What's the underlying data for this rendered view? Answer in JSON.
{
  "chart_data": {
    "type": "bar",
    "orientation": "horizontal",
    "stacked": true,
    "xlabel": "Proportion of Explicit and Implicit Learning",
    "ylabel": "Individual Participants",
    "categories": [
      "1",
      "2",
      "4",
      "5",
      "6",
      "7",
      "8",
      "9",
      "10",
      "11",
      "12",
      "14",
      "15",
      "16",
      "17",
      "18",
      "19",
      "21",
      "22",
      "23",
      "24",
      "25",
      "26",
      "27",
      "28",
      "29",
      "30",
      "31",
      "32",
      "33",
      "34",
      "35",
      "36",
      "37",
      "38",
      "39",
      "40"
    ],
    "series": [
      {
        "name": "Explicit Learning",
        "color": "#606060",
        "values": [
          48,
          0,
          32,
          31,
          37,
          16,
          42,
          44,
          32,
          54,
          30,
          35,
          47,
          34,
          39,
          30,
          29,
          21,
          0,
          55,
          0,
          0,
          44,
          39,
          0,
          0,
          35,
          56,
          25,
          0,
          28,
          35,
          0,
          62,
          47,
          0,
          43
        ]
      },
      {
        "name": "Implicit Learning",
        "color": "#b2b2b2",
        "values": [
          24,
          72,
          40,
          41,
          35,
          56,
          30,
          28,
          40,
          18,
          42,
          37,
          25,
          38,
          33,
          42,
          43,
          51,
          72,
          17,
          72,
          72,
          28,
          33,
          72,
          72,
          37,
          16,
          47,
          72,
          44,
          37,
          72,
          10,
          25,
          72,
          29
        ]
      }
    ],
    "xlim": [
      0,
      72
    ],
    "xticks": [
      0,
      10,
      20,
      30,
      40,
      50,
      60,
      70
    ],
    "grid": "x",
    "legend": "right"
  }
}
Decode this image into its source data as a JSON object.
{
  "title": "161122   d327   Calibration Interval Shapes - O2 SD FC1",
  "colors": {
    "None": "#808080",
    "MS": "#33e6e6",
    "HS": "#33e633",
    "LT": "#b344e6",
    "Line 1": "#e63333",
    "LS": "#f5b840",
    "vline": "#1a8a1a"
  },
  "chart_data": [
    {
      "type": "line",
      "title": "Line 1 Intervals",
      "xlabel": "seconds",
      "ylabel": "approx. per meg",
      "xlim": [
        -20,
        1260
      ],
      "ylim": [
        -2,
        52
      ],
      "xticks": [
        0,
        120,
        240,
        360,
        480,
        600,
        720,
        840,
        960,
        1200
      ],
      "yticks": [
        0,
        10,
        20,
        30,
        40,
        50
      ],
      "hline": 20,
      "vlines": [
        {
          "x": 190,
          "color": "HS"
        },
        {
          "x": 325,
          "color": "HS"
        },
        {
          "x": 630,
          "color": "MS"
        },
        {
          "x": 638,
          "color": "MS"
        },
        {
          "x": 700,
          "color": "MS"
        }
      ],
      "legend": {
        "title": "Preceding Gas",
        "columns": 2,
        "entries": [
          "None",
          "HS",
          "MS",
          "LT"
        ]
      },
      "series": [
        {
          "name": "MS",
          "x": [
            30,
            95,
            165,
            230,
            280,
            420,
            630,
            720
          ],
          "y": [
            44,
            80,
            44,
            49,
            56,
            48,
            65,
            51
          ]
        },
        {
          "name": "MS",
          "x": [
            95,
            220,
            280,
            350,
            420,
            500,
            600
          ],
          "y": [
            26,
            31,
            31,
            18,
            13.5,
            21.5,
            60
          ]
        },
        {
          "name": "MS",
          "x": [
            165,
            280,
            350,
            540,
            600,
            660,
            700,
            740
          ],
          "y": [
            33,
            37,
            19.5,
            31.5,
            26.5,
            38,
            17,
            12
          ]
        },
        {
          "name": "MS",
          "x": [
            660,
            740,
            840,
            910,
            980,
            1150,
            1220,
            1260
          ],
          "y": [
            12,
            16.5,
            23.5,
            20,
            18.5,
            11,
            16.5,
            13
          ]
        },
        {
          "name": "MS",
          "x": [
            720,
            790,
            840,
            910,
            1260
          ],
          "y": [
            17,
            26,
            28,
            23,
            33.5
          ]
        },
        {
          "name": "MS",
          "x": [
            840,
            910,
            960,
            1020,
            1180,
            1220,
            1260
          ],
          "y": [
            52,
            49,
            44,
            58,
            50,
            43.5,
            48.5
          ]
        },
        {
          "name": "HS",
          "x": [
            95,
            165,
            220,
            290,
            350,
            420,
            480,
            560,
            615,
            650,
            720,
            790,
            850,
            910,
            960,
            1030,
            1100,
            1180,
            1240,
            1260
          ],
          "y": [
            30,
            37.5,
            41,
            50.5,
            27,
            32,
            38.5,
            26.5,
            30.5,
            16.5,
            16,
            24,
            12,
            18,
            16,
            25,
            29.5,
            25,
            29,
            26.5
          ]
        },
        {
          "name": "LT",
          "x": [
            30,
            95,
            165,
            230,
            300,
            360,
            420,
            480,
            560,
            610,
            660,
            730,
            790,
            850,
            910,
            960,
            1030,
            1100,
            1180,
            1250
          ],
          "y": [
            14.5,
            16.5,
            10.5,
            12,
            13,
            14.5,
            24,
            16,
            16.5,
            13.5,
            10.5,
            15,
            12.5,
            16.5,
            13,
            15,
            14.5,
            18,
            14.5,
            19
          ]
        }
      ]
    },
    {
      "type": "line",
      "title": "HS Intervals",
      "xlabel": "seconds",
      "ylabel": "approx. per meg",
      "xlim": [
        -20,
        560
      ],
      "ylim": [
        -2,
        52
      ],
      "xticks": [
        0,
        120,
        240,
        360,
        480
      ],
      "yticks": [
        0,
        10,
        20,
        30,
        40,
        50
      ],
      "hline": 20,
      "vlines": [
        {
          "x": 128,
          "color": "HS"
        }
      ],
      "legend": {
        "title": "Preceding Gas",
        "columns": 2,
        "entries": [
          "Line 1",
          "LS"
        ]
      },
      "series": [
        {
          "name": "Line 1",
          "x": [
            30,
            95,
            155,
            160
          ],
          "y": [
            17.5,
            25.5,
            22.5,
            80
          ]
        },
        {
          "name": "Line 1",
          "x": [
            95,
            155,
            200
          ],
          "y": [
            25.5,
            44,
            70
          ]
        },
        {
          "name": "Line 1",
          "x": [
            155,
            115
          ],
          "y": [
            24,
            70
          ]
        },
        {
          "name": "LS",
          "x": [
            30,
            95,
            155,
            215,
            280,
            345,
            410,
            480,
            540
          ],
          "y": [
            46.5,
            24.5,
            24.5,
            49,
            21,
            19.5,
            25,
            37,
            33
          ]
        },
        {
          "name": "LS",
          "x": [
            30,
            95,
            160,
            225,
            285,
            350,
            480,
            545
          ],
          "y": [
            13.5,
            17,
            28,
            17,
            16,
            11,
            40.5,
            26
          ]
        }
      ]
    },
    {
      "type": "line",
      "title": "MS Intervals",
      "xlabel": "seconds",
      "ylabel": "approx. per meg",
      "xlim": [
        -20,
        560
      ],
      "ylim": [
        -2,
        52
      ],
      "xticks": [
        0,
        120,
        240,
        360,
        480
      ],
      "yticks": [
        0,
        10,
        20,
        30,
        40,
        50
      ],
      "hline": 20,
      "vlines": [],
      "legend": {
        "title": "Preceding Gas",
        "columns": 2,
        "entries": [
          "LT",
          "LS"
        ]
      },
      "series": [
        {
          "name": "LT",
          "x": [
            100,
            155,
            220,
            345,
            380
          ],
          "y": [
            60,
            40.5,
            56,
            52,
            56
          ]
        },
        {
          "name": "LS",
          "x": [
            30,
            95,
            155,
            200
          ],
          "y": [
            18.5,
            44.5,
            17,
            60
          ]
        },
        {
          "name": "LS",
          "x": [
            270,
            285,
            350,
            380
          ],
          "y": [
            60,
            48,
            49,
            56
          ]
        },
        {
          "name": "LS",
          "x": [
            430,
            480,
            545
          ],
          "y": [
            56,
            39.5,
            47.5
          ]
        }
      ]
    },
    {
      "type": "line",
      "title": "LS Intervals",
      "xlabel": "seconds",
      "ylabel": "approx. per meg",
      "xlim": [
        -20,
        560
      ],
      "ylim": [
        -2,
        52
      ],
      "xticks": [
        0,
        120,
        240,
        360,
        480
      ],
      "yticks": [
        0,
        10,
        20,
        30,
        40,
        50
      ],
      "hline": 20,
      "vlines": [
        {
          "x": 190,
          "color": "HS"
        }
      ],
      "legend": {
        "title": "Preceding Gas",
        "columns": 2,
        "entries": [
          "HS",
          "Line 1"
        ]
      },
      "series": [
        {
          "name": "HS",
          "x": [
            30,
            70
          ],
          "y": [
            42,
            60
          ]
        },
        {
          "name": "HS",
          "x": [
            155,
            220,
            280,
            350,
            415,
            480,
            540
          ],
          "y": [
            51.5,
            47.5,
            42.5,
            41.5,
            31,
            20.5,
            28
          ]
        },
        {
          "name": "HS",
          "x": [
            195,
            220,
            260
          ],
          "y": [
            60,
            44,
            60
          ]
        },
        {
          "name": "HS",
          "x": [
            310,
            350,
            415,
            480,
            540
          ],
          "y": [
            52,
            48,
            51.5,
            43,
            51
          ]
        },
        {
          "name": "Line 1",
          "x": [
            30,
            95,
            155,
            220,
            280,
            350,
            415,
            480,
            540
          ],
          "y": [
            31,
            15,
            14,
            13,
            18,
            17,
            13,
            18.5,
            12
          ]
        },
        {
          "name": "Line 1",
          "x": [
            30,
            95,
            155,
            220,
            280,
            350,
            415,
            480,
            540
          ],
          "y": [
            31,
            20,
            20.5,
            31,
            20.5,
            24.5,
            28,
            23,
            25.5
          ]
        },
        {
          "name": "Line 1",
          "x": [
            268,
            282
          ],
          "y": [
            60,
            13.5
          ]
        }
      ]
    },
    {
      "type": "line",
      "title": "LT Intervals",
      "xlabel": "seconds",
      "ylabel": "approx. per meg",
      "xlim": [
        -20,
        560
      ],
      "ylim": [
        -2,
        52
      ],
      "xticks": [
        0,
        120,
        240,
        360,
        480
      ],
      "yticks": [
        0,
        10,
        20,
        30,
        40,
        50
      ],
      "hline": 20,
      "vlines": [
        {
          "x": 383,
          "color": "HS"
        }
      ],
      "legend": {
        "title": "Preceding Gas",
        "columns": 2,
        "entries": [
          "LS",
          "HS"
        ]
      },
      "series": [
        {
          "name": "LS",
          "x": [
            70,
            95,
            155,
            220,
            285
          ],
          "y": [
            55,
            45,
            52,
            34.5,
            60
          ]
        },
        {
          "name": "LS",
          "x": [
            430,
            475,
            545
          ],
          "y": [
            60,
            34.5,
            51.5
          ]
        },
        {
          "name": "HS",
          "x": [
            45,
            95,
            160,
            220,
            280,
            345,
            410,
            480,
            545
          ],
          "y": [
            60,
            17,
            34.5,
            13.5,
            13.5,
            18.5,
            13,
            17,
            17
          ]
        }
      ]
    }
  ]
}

◆ DIRECTIONS
Scan the material for lines with the word "Implicit", and copy each line you find.

◆ REPLY TO THE TASK
    "xlabel": "Proportion of Explicit and Implicit Learning",
        "name": "Implicit Learning",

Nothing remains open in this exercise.